_EXERCISE INSTRUCTIONS_: Below is a listing to write out in full, exactly as given, without its pictures.

[Stored data]
* begin *

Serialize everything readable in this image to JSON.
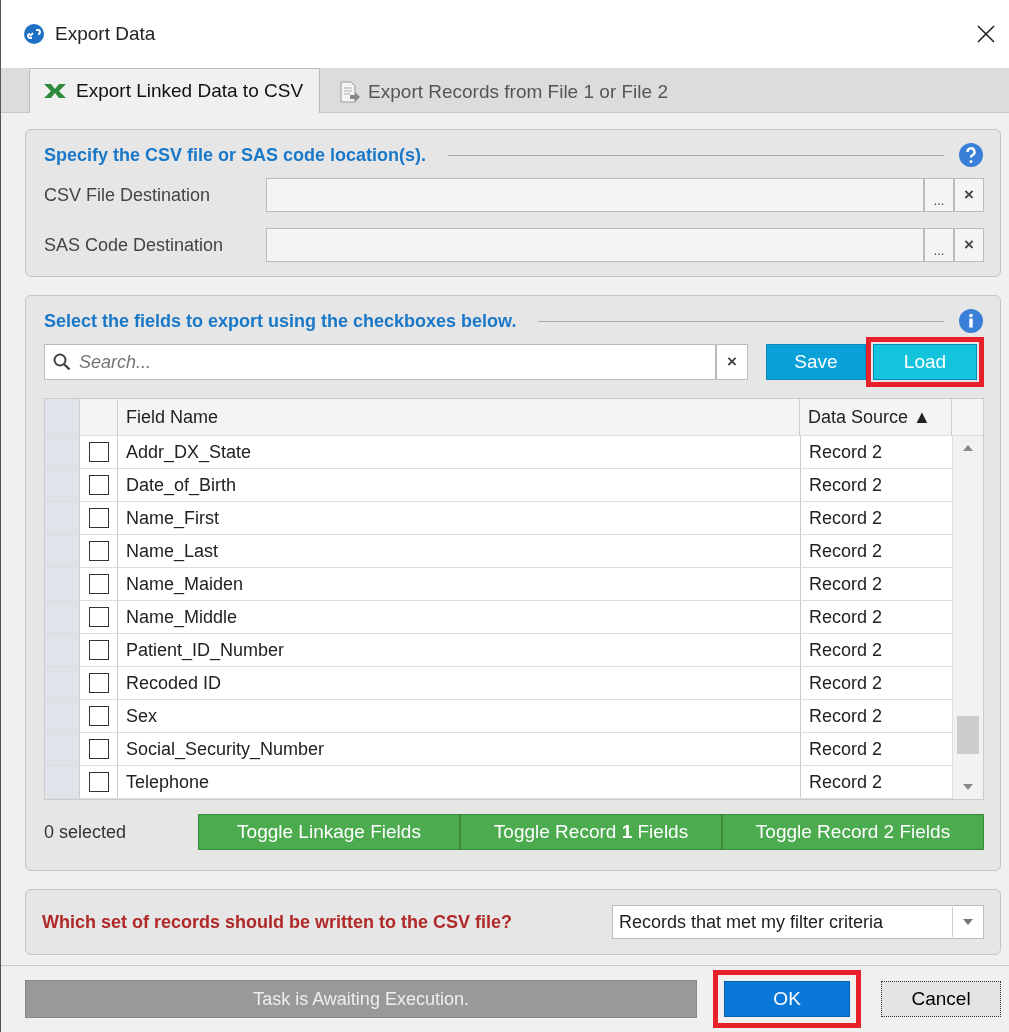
{
  "window": {
    "title": "Export Data"
  },
  "tabs": [
    {
      "label": "Export Linked Data to CSV",
      "selected": true,
      "kind": "excel"
    },
    {
      "label": "Export Records from File 1 or File 2",
      "selected": false,
      "kind": "document"
    }
  ],
  "location_panel": {
    "heading": "Specify the CSV file or SAS code location(s).",
    "fields": [
      {
        "label": "CSV File Destination",
        "browse": "...",
        "clear": "×"
      },
      {
        "label": "SAS Code Destination",
        "browse": "...",
        "clear": "×"
      }
    ]
  },
  "fields_panel": {
    "heading": "Select the fields to export using the checkboxes below.",
    "search": {
      "placeholder": "Search...",
      "clear": "×"
    },
    "buttons": [
      {
        "label": "Save",
        "highlighted": false
      },
      {
        "label": "Load",
        "highlighted": true
      }
    ],
    "table": {
      "columns": [
        "Field Name",
        "Data Source ▲"
      ],
      "rows": [
        {
          "field": "Addr_DX_State",
          "source": "Record 2",
          "checked": false
        },
        {
          "field": "Date_of_Birth",
          "source": "Record 2",
          "checked": false
        },
        {
          "field": "Name_First",
          "source": "Record 2",
          "checked": false
        },
        {
          "field": "Name_Last",
          "source": "Record 2",
          "checked": false
        },
        {
          "field": "Name_Maiden",
          "source": "Record 2",
          "checked": false
        },
        {
          "field": "Name_Middle",
          "source": "Record 2",
          "checked": false
        },
        {
          "field": "Patient_ID_Number",
          "source": "Record 2",
          "checked": false
        },
        {
          "field": "Recoded ID",
          "source": "Record 2",
          "checked": false
        },
        {
          "field": "Sex",
          "source": "Record 2",
          "checked": false
        },
        {
          "field": "Social_Security_Number",
          "source": "Record 2",
          "checked": false
        },
        {
          "field": "Telephone",
          "source": "Record 2",
          "checked": false
        }
      ]
    },
    "selected_count": "0 selected",
    "toggles": [
      "Toggle Linkage Fields",
      "Toggle Record **1** Fields",
      "Toggle Record 2 Fields"
    ]
  },
  "records_panel": {
    "question": "Which set of records should be written to the CSV file?",
    "dropdown": "Records that met my filter criteria"
  },
  "footer": {
    "status": "Task is Awaiting Execution.",
    "buttons": [
      {
        "label": "OK",
        "kind": "primary",
        "highlighted": true
      },
      {
        "label": "Cancel",
        "kind": "secondary",
        "highlighted": false
      }
    ]
  }
}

* end *

_FINISHED ANSWER_:
Serialize everything readable in this image to JSON.
{
  "window": {
    "title": "Export Data"
  },
  "tabs": [
    {
      "label": "Export Linked Data to CSV",
      "selected": true,
      "kind": "excel"
    },
    {
      "label": "Export Records from File 1 or File 2",
      "selected": false,
      "kind": "document"
    }
  ],
  "location_panel": {
    "heading": "Specify the CSV file or SAS code location(s).",
    "fields": [
      {
        "label": "CSV File Destination",
        "browse": "...",
        "clear": "×"
      },
      {
        "label": "SAS Code Destination",
        "browse": "...",
        "clear": "×"
      }
    ]
  },
  "fields_panel": {
    "heading": "Select the fields to export using the checkboxes below.",
    "search": {
      "placeholder": "Search...",
      "clear": "×"
    },
    "buttons": [
      {
        "label": "Save",
        "highlighted": false
      },
      {
        "label": "Load",
        "highlighted": true
      }
    ],
    "table": {
      "columns": [
        "Field Name",
        "Data Source ▲"
      ],
      "rows": [
        {
          "field": "Addr_DX_State",
          "source": "Record 2",
          "checked": false
        },
        {
          "field": "Date_of_Birth",
          "source": "Record 2",
          "checked": false
        },
        {
          "field": "Name_First",
          "source": "Record 2",
          "checked": false
        },
        {
          "field": "Name_Last",
          "source": "Record 2",
          "checked": false
        },
        {
          "field": "Name_Maiden",
          "source": "Record 2",
          "checked": false
        },
        {
          "field": "Name_Middle",
          "source": "Record 2",
          "checked": false
        },
        {
          "field": "Patient_ID_Number",
          "source": "Record 2",
          "checked": false
        },
        {
          "field": "Recoded ID",
          "source": "Record 2",
          "checked": false
        },
        {
          "field": "Sex",
          "source": "Record 2",
          "checked": false
        },
        {
          "field": "Social_Security_Number",
          "source": "Record 2",
          "checked": false
        },
        {
          "field": "Telephone",
          "source": "Record 2",
          "checked": false
        }
      ]
    },
    "selected_count": "0 selected",
    "toggles": [
      "Toggle Linkage Fields",
      "Toggle Record **1** Fields",
      "Toggle Record 2 Fields"
    ]
  },
  "records_panel": {
    "question": "Which set of records should be written to the CSV file?",
    "dropdown": "Records that met my filter criteria"
  },
  "footer": {
    "status": "Task is Awaiting Execution.",
    "buttons": [
      {
        "label": "OK",
        "kind": "primary",
        "highlighted": true
      },
      {
        "label": "Cancel",
        "kind": "secondary",
        "highlighted": false
      }
    ]
  }
}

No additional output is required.